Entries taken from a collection
___

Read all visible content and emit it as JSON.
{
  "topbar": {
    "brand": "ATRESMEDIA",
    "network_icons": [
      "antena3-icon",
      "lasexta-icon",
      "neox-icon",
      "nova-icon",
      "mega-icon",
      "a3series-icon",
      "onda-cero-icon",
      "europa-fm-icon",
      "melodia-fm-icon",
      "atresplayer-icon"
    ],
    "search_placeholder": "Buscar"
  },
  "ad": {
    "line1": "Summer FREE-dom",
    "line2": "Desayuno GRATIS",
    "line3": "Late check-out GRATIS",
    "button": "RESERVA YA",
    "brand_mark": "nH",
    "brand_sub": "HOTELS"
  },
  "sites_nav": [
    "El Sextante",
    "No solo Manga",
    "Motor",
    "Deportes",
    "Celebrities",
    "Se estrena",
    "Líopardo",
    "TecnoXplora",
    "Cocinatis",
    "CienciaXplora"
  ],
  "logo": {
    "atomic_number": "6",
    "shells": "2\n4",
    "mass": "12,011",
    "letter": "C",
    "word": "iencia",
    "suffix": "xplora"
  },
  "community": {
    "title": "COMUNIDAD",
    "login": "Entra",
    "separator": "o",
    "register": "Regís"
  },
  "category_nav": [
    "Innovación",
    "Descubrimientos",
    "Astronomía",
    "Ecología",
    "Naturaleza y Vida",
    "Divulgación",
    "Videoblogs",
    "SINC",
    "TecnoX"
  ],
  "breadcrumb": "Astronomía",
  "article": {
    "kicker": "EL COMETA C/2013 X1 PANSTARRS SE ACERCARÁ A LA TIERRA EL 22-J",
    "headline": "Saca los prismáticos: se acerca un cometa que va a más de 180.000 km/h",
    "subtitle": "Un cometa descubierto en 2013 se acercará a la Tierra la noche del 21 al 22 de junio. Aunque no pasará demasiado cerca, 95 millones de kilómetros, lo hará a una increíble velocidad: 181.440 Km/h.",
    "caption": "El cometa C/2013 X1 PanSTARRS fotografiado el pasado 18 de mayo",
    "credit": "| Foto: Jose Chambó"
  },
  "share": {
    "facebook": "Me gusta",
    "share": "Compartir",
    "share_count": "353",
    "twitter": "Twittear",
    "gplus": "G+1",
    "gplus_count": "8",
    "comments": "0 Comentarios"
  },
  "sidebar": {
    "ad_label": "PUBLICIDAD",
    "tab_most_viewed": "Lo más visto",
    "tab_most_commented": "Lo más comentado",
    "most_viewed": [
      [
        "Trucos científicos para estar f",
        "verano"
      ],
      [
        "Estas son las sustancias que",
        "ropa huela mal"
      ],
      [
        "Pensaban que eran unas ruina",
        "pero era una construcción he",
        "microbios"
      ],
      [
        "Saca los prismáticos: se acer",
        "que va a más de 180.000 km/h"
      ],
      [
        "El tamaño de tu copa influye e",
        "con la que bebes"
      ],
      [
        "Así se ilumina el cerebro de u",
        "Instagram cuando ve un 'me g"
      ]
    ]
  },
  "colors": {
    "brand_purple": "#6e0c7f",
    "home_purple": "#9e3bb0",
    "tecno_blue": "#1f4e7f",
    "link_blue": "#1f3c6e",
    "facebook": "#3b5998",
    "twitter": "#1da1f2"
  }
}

___

● **Challenge**: Write out all of the records once more, exactly.

● **Task solution**:
Read all visible content and emit it as JSON.
{
  "topbar": {
    "brand": "ATRESMEDIA",
    "network_icons": [
      "antena3-icon",
      "lasexta-icon",
      "neox-icon",
      "nova-icon",
      "mega-icon",
      "a3series-icon",
      "onda-cero-icon",
      "europa-fm-icon",
      "melodia-fm-icon",
      "atresplayer-icon"
    ],
    "search_placeholder": "Buscar"
  },
  "ad": {
    "line1": "Summer FREE-dom",
    "line2": "Desayuno GRATIS",
    "line3": "Late check-out GRATIS",
    "button": "RESERVA YA",
    "brand_mark": "nH",
    "brand_sub": "HOTELS"
  },
  "sites_nav": [
    "El Sextante",
    "No solo Manga",
    "Motor",
    "Deportes",
    "Celebrities",
    "Se estrena",
    "Líopardo",
    "TecnoXplora",
    "Cocinatis",
    "CienciaXplora"
  ],
  "logo": {
    "atomic_number": "6",
    "shells": "2\n4",
    "mass": "12,011",
    "letter": "C",
    "word": "iencia",
    "suffix": "xplora"
  },
  "community": {
    "title": "COMUNIDAD",
    "login": "Entra",
    "separator": "o",
    "register": "Regís"
  },
  "category_nav": [
    "Innovación",
    "Descubrimientos",
    "Astronomía",
    "Ecología",
    "Naturaleza y Vida",
    "Divulgación",
    "Videoblogs",
    "SINC",
    "TecnoX"
  ],
  "breadcrumb": "Astronomía",
  "article": {
    "kicker": "EL COMETA C/2013 X1 PANSTARRS SE ACERCARÁ A LA TIERRA EL 22-J",
    "headline": "Saca los prismáticos: se acerca un cometa que va a más de 180.000 km/h",
    "subtitle": "Un cometa descubierto en 2013 se acercará a la Tierra la noche del 21 al 22 de junio. Aunque no pasará demasiado cerca, 95 millones de kilómetros, lo hará a una increíble velocidad: 181.440 Km/h.",
    "caption": "El cometa C/2013 X1 PanSTARRS fotografiado el pasado 18 de mayo",
    "credit": "| Foto: Jose Chambó"
  },
  "share": {
    "facebook": "Me gusta",
    "share": "Compartir",
    "share_count": "353",
    "twitter": "Twittear",
    "gplus": "G+1",
    "gplus_count": "8",
    "comments": "0 Comentarios"
  },
  "sidebar": {
    "ad_label": "PUBLICIDAD",
    "tab_most_viewed": "Lo más visto",
    "tab_most_commented": "Lo más comentado",
    "most_viewed": [
      [
        "Trucos científicos para estar f",
        "verano"
      ],
      [
        "Estas son las sustancias que",
        "ropa huela mal"
      ],
      [
        "Pensaban que eran unas ruina",
        "pero era una construcción he",
        "microbios"
      ],
      [
        "Saca los prismáticos: se acer",
        "que va a más de 180.000 km/h"
      ],
      [
        "El tamaño de tu copa influye e",
        "con la que bebes"
      ],
      [
        "Así se ilumina el cerebro de u",
        "Instagram cuando ve un 'me g"
      ]
    ]
  },
  "colors": {
    "brand_purple": "#6e0c7f",
    "home_purple": "#9e3bb0",
    "tecno_blue": "#1f4e7f",
    "link_blue": "#1f3c6e",
    "facebook": "#3b5998",
    "twitter": "#1da1f2"
  }
}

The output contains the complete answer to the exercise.